▶ **TASK PROMPT**
Copy out the lines of the records exactly, starting at the beginning of the records and ending at the line that contains "- menu-edit[interactable]: Правка: [31, 16, 76, 34]", including both ends.

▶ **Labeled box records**
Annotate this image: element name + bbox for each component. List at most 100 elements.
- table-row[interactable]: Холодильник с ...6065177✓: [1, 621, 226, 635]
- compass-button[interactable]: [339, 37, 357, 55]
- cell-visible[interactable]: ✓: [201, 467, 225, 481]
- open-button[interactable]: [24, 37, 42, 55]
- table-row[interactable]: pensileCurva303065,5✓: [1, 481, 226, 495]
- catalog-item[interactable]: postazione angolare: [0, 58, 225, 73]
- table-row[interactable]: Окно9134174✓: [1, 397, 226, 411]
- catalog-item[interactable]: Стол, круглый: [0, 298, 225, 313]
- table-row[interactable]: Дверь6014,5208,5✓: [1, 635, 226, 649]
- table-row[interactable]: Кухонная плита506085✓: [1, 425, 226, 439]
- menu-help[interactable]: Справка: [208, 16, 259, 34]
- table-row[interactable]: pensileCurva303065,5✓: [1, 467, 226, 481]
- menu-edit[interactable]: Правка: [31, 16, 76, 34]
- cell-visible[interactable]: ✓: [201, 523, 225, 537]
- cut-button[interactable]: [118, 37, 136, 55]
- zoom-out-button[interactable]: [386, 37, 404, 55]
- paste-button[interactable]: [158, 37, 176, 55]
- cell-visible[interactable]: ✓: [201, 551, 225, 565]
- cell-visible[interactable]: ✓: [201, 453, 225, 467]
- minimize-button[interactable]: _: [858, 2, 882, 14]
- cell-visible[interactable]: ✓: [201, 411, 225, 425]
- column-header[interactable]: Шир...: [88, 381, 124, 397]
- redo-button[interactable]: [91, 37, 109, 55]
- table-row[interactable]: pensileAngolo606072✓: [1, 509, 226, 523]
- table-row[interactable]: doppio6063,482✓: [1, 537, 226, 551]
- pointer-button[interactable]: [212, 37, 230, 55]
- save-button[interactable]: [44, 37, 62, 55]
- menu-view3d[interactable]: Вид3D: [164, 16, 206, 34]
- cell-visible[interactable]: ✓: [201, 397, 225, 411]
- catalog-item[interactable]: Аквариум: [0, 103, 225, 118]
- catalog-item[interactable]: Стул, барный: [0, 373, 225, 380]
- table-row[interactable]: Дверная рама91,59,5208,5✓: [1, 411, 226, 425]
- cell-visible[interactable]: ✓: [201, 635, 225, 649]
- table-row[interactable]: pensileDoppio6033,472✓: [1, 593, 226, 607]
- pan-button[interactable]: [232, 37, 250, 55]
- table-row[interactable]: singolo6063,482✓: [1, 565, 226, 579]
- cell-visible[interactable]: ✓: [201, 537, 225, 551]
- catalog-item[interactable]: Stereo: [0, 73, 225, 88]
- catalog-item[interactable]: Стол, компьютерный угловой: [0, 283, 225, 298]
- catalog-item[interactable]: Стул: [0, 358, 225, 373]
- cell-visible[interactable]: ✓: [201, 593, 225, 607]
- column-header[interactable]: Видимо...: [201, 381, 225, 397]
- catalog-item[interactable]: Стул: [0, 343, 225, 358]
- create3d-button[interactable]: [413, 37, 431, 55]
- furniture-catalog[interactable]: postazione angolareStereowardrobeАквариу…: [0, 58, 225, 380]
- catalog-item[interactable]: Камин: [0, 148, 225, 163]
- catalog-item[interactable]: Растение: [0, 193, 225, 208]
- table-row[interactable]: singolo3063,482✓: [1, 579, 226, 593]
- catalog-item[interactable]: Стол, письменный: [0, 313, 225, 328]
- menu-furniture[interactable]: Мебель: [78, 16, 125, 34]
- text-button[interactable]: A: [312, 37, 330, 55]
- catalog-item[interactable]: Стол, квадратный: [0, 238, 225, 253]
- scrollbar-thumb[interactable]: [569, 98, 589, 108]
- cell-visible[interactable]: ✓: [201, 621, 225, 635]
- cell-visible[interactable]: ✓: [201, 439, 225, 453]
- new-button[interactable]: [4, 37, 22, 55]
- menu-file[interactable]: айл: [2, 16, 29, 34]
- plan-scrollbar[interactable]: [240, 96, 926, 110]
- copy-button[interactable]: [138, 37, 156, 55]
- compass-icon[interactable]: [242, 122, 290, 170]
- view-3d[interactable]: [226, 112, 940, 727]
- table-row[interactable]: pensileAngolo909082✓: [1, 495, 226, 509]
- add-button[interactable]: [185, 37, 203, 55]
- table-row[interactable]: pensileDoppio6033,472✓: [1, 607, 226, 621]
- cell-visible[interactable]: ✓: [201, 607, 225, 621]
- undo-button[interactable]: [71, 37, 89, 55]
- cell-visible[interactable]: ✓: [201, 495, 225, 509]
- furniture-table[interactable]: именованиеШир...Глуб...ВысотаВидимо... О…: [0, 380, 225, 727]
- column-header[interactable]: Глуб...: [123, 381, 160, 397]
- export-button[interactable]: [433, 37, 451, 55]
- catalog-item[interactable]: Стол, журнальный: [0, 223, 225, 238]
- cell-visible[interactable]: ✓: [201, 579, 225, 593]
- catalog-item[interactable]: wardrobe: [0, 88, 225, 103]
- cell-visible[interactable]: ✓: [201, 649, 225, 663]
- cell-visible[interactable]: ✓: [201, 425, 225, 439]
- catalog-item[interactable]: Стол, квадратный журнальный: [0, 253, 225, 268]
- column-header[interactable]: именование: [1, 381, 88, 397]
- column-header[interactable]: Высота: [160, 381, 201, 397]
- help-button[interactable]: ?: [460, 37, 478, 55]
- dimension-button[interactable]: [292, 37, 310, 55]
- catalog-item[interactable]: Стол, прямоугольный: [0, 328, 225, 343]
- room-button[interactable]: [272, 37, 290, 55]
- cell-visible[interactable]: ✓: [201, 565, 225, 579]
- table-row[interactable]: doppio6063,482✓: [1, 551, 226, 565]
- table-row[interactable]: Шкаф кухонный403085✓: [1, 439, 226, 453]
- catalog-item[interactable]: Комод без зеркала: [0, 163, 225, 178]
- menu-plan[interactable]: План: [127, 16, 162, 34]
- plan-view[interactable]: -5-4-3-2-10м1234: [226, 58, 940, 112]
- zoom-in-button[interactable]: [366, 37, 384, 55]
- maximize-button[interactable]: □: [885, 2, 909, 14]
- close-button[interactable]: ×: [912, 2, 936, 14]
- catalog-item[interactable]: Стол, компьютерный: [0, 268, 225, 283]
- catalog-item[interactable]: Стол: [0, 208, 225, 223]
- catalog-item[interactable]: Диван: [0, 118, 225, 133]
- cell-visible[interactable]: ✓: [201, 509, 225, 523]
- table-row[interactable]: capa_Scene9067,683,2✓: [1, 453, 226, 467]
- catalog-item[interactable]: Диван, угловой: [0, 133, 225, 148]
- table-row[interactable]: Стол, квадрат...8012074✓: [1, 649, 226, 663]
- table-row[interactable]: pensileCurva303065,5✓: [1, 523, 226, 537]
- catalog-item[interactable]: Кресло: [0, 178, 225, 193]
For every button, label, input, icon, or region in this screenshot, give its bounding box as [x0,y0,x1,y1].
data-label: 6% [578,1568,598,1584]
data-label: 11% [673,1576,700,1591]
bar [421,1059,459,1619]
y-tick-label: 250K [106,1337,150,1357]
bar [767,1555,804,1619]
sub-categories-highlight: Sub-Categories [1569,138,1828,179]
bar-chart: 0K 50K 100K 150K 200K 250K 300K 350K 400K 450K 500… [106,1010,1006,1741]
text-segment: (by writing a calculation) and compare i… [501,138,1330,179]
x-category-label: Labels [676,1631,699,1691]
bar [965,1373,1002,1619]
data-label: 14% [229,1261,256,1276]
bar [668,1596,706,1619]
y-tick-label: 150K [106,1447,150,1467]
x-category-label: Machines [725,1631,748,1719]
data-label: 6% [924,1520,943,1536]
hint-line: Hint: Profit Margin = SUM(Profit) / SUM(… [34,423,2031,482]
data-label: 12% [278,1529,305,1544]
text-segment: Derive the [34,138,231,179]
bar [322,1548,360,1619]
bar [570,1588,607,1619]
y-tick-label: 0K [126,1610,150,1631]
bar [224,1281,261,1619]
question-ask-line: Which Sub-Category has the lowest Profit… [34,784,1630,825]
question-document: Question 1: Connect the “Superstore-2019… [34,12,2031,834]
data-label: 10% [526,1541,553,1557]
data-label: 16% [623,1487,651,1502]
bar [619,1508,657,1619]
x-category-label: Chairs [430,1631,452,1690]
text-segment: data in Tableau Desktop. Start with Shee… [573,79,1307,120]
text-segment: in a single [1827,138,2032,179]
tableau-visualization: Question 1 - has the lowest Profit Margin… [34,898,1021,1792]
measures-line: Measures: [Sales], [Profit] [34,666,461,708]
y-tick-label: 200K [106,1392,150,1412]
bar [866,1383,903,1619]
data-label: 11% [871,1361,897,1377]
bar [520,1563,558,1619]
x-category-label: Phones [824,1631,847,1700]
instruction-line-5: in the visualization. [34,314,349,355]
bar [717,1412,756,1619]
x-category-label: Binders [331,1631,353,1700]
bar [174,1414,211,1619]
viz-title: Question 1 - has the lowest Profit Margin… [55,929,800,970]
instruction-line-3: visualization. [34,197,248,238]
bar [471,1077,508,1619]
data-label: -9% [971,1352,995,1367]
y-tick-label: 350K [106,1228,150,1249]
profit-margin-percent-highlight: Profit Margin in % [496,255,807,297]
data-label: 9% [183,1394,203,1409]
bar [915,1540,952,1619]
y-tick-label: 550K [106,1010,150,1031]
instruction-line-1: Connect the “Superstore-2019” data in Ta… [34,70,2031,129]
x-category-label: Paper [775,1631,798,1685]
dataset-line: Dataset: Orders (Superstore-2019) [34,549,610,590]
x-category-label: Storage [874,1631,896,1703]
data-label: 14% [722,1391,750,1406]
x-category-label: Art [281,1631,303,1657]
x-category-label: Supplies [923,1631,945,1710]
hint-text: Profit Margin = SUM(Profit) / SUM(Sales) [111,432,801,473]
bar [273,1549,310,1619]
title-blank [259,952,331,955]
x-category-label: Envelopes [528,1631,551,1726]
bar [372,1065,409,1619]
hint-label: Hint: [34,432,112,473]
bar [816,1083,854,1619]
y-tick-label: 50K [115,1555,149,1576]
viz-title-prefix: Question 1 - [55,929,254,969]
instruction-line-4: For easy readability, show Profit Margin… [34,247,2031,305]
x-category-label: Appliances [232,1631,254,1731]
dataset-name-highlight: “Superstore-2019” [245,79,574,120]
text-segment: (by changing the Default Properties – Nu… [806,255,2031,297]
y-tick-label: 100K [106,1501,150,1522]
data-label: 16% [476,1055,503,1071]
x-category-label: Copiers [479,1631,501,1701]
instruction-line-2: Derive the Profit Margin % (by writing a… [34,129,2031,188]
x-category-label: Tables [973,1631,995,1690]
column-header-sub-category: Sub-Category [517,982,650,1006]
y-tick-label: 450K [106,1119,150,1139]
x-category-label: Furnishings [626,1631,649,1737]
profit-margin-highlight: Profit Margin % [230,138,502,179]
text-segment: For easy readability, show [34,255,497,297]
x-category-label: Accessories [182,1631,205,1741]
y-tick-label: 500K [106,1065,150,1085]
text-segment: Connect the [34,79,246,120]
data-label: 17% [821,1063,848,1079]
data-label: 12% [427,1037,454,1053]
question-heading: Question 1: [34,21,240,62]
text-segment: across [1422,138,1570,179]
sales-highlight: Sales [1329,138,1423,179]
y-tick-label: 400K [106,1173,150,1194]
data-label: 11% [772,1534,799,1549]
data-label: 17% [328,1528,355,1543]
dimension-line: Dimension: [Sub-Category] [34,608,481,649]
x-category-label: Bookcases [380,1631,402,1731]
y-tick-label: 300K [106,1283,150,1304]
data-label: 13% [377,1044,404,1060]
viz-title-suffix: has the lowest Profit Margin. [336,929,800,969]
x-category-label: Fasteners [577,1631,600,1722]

▶ **PROBLEM SOLUTION**
Annotate this image: element name + bbox for each component. List at most 100 elements.
- table-row[interactable]: Холодильник с ...6065177✓: [1, 621, 226, 635]
- compass-button[interactable]: [339, 37, 357, 55]
- cell-visible[interactable]: ✓: [201, 467, 225, 481]
- open-button[interactable]: [24, 37, 42, 55]
- table-row[interactable]: pensileCurva303065,5✓: [1, 481, 226, 495]
- catalog-item[interactable]: postazione angolare: [0, 58, 225, 73]
- table-row[interactable]: Окно9134174✓: [1, 397, 226, 411]
- catalog-item[interactable]: Стол, круглый: [0, 298, 225, 313]
- table-row[interactable]: Дверь6014,5208,5✓: [1, 635, 226, 649]
- table-row[interactable]: Кухонная плита506085✓: [1, 425, 226, 439]
- menu-help[interactable]: Справка: [208, 16, 259, 34]
- table-row[interactable]: pensileCurva303065,5✓: [1, 467, 226, 481]
- menu-edit[interactable]: Правка: [31, 16, 76, 34]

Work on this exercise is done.